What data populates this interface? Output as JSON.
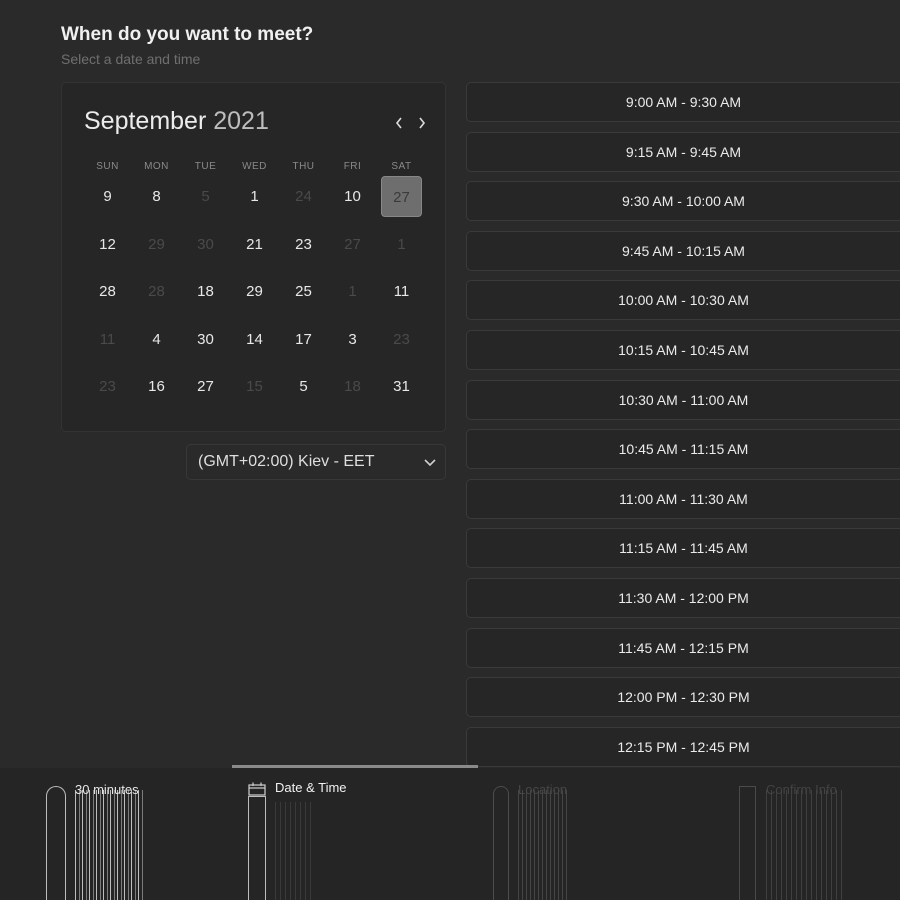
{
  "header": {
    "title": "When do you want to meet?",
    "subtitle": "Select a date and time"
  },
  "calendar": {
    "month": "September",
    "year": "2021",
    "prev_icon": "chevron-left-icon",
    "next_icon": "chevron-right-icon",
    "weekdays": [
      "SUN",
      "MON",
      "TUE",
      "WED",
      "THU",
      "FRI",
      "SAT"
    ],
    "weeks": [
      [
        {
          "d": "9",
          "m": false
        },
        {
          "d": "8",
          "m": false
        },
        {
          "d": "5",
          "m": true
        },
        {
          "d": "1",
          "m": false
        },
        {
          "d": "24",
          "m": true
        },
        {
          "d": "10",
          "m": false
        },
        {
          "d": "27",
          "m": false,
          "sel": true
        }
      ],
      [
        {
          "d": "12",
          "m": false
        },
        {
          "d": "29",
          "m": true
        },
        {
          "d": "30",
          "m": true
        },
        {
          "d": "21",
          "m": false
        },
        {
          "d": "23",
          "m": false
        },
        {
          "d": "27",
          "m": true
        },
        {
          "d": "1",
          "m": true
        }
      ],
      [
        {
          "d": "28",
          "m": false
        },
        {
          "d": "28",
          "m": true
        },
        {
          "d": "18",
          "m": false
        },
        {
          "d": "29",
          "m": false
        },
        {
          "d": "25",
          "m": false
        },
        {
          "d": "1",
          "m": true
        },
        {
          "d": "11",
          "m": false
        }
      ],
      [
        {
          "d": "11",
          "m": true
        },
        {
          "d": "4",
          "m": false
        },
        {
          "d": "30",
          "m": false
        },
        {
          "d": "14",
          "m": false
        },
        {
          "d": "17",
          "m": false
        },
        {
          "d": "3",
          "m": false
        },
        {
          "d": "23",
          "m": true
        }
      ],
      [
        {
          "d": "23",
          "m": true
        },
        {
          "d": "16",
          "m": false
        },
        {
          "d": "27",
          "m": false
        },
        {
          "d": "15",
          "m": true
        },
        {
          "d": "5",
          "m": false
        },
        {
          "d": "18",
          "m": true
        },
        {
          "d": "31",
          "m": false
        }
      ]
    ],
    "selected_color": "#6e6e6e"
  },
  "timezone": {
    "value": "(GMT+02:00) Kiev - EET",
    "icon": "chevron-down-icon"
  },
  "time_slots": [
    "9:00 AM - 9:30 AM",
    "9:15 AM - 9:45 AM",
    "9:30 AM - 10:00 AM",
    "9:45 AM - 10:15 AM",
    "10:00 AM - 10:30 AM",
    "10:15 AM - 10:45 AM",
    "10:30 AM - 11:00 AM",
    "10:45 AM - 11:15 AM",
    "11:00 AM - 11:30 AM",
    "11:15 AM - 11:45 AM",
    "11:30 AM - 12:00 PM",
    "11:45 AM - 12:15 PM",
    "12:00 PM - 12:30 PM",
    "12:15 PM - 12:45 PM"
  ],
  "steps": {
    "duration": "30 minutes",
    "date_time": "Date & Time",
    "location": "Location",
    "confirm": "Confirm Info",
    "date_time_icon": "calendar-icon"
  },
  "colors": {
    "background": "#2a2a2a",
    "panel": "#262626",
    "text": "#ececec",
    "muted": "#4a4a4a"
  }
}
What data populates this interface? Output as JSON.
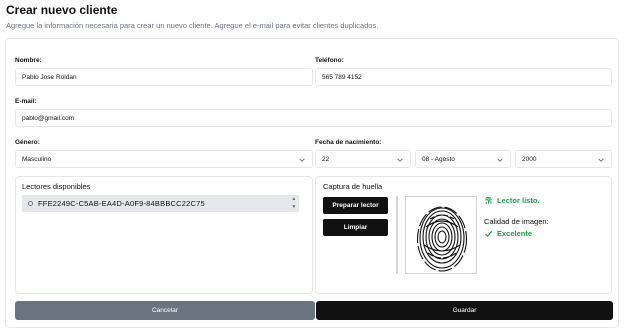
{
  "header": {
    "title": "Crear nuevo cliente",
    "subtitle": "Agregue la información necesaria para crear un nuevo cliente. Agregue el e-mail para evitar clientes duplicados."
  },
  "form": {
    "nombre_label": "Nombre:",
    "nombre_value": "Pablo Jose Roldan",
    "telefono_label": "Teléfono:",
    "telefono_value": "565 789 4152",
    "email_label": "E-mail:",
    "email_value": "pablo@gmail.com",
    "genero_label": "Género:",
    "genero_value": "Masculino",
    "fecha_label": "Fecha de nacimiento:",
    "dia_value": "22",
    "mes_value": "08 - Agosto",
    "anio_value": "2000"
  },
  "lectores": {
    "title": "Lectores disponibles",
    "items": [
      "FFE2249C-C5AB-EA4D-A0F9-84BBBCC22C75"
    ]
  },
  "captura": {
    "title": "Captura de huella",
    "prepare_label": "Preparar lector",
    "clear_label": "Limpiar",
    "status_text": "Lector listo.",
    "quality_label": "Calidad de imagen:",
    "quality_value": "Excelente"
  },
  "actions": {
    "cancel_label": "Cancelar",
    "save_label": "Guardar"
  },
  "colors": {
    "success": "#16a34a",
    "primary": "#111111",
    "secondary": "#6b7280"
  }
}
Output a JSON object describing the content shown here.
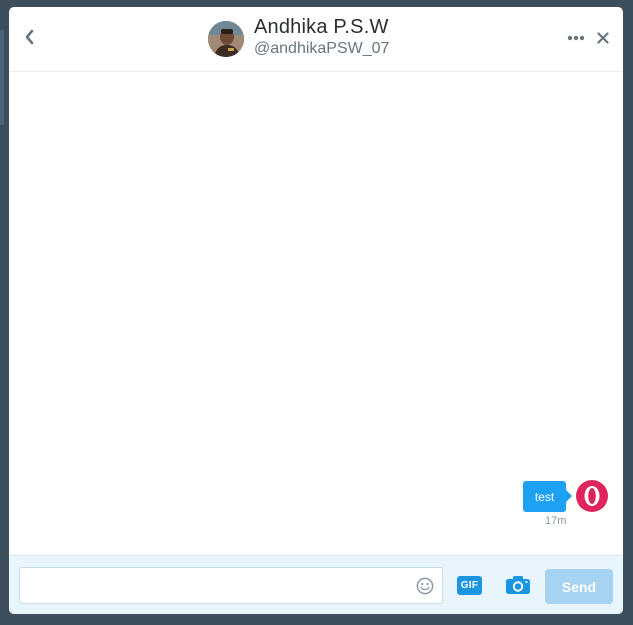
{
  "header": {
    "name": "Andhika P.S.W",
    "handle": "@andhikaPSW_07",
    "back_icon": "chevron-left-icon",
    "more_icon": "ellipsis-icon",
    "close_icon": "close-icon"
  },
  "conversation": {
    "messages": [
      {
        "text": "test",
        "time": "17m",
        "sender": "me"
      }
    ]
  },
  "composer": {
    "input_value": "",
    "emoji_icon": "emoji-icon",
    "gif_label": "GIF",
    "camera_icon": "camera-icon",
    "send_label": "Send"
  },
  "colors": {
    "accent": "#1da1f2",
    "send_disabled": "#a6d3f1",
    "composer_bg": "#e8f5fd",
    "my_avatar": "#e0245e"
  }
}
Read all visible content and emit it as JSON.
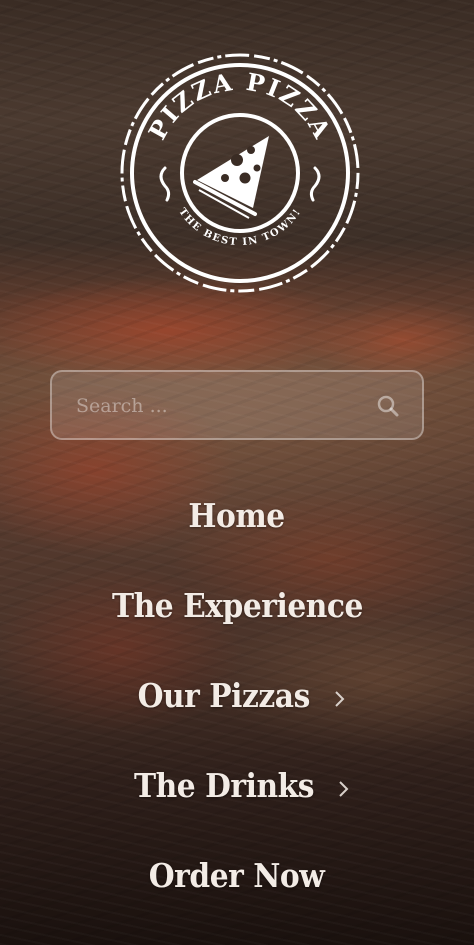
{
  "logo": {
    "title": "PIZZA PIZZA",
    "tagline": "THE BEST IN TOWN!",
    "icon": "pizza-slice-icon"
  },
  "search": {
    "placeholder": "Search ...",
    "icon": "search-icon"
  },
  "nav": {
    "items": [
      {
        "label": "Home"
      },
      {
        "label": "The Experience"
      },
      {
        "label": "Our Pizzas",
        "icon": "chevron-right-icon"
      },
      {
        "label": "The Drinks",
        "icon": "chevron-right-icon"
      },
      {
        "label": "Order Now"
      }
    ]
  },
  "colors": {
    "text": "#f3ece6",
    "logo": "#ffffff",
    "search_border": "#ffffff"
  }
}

_____

Description of the task -> From the listing, copy every line where the string "subtitle" appears.

Result of the exercise ->
    "subtitle": "Select a date and time"
    "subtitle": "Agregue la información necesaria para crear un nuevo cliente. Agregue el e-mail para evitar clientes duplicados."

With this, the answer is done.